What follows is a listing; give it again exactly, in its entirety.

Data records
--- START ---

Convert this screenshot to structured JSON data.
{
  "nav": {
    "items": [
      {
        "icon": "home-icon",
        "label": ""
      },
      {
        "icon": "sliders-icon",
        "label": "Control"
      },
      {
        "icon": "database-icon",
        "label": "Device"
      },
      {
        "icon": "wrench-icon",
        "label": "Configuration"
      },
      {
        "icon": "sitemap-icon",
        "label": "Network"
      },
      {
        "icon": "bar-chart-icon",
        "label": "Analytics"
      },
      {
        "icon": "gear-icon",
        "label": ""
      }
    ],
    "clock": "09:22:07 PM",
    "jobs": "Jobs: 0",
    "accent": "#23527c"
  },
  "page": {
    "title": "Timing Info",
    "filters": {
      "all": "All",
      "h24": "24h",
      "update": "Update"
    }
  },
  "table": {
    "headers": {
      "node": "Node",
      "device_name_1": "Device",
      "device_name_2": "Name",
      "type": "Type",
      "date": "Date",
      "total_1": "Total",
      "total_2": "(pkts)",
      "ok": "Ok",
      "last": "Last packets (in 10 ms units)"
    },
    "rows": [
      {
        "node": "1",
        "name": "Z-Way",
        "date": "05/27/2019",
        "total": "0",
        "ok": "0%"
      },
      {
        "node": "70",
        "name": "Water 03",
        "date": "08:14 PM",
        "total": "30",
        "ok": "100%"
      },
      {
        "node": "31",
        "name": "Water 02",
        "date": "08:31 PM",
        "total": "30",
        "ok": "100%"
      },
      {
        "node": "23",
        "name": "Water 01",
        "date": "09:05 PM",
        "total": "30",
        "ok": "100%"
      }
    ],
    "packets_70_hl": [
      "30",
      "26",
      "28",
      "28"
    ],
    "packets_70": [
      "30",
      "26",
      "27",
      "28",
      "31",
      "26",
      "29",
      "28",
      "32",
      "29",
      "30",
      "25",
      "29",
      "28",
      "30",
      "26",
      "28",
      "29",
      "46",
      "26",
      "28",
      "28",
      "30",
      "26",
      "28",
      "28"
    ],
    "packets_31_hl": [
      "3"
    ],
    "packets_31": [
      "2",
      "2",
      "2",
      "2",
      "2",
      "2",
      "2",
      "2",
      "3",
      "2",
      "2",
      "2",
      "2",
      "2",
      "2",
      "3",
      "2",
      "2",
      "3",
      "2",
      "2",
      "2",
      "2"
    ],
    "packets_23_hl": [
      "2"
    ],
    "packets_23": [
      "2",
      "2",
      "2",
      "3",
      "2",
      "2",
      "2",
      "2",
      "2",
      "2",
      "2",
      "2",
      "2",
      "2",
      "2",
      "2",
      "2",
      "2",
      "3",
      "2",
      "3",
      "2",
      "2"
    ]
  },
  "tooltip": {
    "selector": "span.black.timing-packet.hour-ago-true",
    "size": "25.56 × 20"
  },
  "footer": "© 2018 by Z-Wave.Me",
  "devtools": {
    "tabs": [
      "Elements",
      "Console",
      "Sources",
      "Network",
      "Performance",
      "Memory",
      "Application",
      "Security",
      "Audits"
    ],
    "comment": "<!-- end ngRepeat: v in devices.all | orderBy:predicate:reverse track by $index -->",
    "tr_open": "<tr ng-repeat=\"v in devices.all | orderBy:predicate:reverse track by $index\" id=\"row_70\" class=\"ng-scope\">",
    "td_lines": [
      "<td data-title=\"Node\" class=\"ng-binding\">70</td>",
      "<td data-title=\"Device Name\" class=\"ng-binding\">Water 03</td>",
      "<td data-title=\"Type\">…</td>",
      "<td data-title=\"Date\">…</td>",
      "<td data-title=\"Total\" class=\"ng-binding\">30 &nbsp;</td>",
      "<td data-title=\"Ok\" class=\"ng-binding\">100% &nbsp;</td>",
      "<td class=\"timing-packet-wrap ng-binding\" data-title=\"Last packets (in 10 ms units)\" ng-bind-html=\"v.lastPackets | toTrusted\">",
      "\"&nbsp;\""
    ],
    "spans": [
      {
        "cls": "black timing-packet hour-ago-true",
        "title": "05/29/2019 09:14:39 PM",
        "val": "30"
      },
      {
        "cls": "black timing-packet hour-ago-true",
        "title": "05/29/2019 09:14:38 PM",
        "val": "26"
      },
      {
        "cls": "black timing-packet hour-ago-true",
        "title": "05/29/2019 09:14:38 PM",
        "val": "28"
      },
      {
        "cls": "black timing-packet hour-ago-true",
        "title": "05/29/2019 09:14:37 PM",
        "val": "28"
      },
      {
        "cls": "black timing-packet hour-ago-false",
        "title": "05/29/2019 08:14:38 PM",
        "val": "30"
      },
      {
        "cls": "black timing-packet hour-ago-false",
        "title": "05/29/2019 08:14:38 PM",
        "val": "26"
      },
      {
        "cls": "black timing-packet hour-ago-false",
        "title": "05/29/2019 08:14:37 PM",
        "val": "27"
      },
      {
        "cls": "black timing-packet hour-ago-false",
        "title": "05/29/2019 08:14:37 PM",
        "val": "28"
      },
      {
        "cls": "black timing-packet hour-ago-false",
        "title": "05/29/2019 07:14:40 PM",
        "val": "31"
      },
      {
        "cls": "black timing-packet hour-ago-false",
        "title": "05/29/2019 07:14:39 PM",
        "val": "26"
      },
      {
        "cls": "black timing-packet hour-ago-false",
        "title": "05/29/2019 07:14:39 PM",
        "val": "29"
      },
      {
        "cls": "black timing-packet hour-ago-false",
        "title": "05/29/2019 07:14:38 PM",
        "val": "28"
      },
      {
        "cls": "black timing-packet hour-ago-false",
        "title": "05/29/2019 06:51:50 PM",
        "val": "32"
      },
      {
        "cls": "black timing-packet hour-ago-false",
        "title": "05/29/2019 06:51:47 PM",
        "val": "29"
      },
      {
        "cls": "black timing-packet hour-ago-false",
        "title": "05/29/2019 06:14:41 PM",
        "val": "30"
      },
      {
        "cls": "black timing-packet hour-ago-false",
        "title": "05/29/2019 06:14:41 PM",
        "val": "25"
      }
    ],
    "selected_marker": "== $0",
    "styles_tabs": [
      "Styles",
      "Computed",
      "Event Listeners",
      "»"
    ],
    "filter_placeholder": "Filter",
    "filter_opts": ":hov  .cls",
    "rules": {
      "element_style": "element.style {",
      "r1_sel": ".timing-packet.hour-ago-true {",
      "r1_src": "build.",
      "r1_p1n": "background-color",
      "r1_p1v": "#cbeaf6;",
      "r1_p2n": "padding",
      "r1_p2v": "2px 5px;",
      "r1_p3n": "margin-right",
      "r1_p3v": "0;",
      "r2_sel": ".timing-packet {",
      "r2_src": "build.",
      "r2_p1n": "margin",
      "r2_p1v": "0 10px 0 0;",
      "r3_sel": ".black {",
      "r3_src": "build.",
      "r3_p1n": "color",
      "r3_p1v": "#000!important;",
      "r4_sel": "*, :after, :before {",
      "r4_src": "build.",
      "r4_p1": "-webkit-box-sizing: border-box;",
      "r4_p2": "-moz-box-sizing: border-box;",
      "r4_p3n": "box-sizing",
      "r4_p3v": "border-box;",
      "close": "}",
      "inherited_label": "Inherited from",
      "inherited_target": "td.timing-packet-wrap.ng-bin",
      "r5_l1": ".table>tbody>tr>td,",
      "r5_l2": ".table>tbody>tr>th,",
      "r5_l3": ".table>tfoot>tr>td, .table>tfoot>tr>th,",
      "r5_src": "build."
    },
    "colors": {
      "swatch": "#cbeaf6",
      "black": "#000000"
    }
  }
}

--- END ---

### SOLUTION TO THE EXERCISE
Convert this screenshot to structured JSON data.
{
  "nav": {
    "items": [
      {
        "icon": "home-icon",
        "label": ""
      },
      {
        "icon": "sliders-icon",
        "label": "Control"
      },
      {
        "icon": "database-icon",
        "label": "Device"
      },
      {
        "icon": "wrench-icon",
        "label": "Configuration"
      },
      {
        "icon": "sitemap-icon",
        "label": "Network"
      },
      {
        "icon": "bar-chart-icon",
        "label": "Analytics"
      },
      {
        "icon": "gear-icon",
        "label": ""
      }
    ],
    "clock": "09:22:07 PM",
    "jobs": "Jobs: 0",
    "accent": "#23527c"
  },
  "page": {
    "title": "Timing Info",
    "filters": {
      "all": "All",
      "h24": "24h",
      "update": "Update"
    }
  },
  "table": {
    "headers": {
      "node": "Node",
      "device_name_1": "Device",
      "device_name_2": "Name",
      "type": "Type",
      "date": "Date",
      "total_1": "Total",
      "total_2": "(pkts)",
      "ok": "Ok",
      "last": "Last packets (in 10 ms units)"
    },
    "rows": [
      {
        "node": "1",
        "name": "Z-Way",
        "date": "05/27/2019",
        "total": "0",
        "ok": "0%"
      },
      {
        "node": "70",
        "name": "Water 03",
        "date": "08:14 PM",
        "total": "30",
        "ok": "100%"
      },
      {
        "node": "31",
        "name": "Water 02",
        "date": "08:31 PM",
        "total": "30",
        "ok": "100%"
      },
      {
        "node": "23",
        "name": "Water 01",
        "date": "09:05 PM",
        "total": "30",
        "ok": "100%"
      }
    ],
    "packets_70_hl": [
      "30",
      "26",
      "28",
      "28"
    ],
    "packets_70": [
      "30",
      "26",
      "27",
      "28",
      "31",
      "26",
      "29",
      "28",
      "32",
      "29",
      "30",
      "25",
      "29",
      "28",
      "30",
      "26",
      "28",
      "29",
      "46",
      "26",
      "28",
      "28",
      "30",
      "26",
      "28",
      "28"
    ],
    "packets_31_hl": [
      "3"
    ],
    "packets_31": [
      "2",
      "2",
      "2",
      "2",
      "2",
      "2",
      "2",
      "2",
      "3",
      "2",
      "2",
      "2",
      "2",
      "2",
      "2",
      "3",
      "2",
      "2",
      "3",
      "2",
      "2",
      "2",
      "2"
    ],
    "packets_23_hl": [
      "2"
    ],
    "packets_23": [
      "2",
      "2",
      "2",
      "3",
      "2",
      "2",
      "2",
      "2",
      "2",
      "2",
      "2",
      "2",
      "2",
      "2",
      "2",
      "2",
      "2",
      "2",
      "3",
      "2",
      "3",
      "2",
      "2"
    ]
  },
  "tooltip": {
    "selector": "span.black.timing-packet.hour-ago-true",
    "size": "25.56 × 20"
  },
  "footer": "© 2018 by Z-Wave.Me",
  "devtools": {
    "tabs": [
      "Elements",
      "Console",
      "Sources",
      "Network",
      "Performance",
      "Memory",
      "Application",
      "Security",
      "Audits"
    ],
    "comment": "<!-- end ngRepeat: v in devices.all | orderBy:predicate:reverse track by $index -->",
    "tr_open": "<tr ng-repeat=\"v in devices.all | orderBy:predicate:reverse track by $index\" id=\"row_70\" class=\"ng-scope\">",
    "td_lines": [
      "<td data-title=\"Node\" class=\"ng-binding\">70</td>",
      "<td data-title=\"Device Name\" class=\"ng-binding\">Water 03</td>",
      "<td data-title=\"Type\">…</td>",
      "<td data-title=\"Date\">…</td>",
      "<td data-title=\"Total\" class=\"ng-binding\">30 &nbsp;</td>",
      "<td data-title=\"Ok\" class=\"ng-binding\">100% &nbsp;</td>",
      "<td class=\"timing-packet-wrap ng-binding\" data-title=\"Last packets (in 10 ms units)\" ng-bind-html=\"v.lastPackets | toTrusted\">",
      "\"&nbsp;\""
    ],
    "spans": [
      {
        "cls": "black timing-packet hour-ago-true",
        "title": "05/29/2019 09:14:39 PM",
        "val": "30"
      },
      {
        "cls": "black timing-packet hour-ago-true",
        "title": "05/29/2019 09:14:38 PM",
        "val": "26"
      },
      {
        "cls": "black timing-packet hour-ago-true",
        "title": "05/29/2019 09:14:38 PM",
        "val": "28"
      },
      {
        "cls": "black timing-packet hour-ago-true",
        "title": "05/29/2019 09:14:37 PM",
        "val": "28"
      },
      {
        "cls": "black timing-packet hour-ago-false",
        "title": "05/29/2019 08:14:38 PM",
        "val": "30"
      },
      {
        "cls": "black timing-packet hour-ago-false",
        "title": "05/29/2019 08:14:38 PM",
        "val": "26"
      },
      {
        "cls": "black timing-packet hour-ago-false",
        "title": "05/29/2019 08:14:37 PM",
        "val": "27"
      },
      {
        "cls": "black timing-packet hour-ago-false",
        "title": "05/29/2019 08:14:37 PM",
        "val": "28"
      },
      {
        "cls": "black timing-packet hour-ago-false",
        "title": "05/29/2019 07:14:40 PM",
        "val": "31"
      },
      {
        "cls": "black timing-packet hour-ago-false",
        "title": "05/29/2019 07:14:39 PM",
        "val": "26"
      },
      {
        "cls": "black timing-packet hour-ago-false",
        "title": "05/29/2019 07:14:39 PM",
        "val": "29"
      },
      {
        "cls": "black timing-packet hour-ago-false",
        "title": "05/29/2019 07:14:38 PM",
        "val": "28"
      },
      {
        "cls": "black timing-packet hour-ago-false",
        "title": "05/29/2019 06:51:50 PM",
        "val": "32"
      },
      {
        "cls": "black timing-packet hour-ago-false",
        "title": "05/29/2019 06:51:47 PM",
        "val": "29"
      },
      {
        "cls": "black timing-packet hour-ago-false",
        "title": "05/29/2019 06:14:41 PM",
        "val": "30"
      },
      {
        "cls": "black timing-packet hour-ago-false",
        "title": "05/29/2019 06:14:41 PM",
        "val": "25"
      }
    ],
    "selected_marker": "== $0",
    "styles_tabs": [
      "Styles",
      "Computed",
      "Event Listeners",
      "»"
    ],
    "filter_placeholder": "Filter",
    "filter_opts": ":hov  .cls",
    "rules": {
      "element_style": "element.style {",
      "r1_sel": ".timing-packet.hour-ago-true {",
      "r1_src": "build.",
      "r1_p1n": "background-color",
      "r1_p1v": "#cbeaf6;",
      "r1_p2n": "padding",
      "r1_p2v": "2px 5px;",
      "r1_p3n": "margin-right",
      "r1_p3v": "0;",
      "r2_sel": ".timing-packet {",
      "r2_src": "build.",
      "r2_p1n": "margin",
      "r2_p1v": "0 10px 0 0;",
      "r3_sel": ".black {",
      "r3_src": "build.",
      "r3_p1n": "color",
      "r3_p1v": "#000!important;",
      "r4_sel": "*, :after, :before {",
      "r4_src": "build.",
      "r4_p1": "-webkit-box-sizing: border-box;",
      "r4_p2": "-moz-box-sizing: border-box;",
      "r4_p3n": "box-sizing",
      "r4_p3v": "border-box;",
      "close": "}",
      "inherited_label": "Inherited from",
      "inherited_target": "td.timing-packet-wrap.ng-bin",
      "r5_l1": ".table>tbody>tr>td,",
      "r5_l2": ".table>tbody>tr>th,",
      "r5_l3": ".table>tfoot>tr>td, .table>tfoot>tr>th,",
      "r5_src": "build."
    },
    "colors": {
      "swatch": "#cbeaf6",
      "black": "#000000"
    }
  }
}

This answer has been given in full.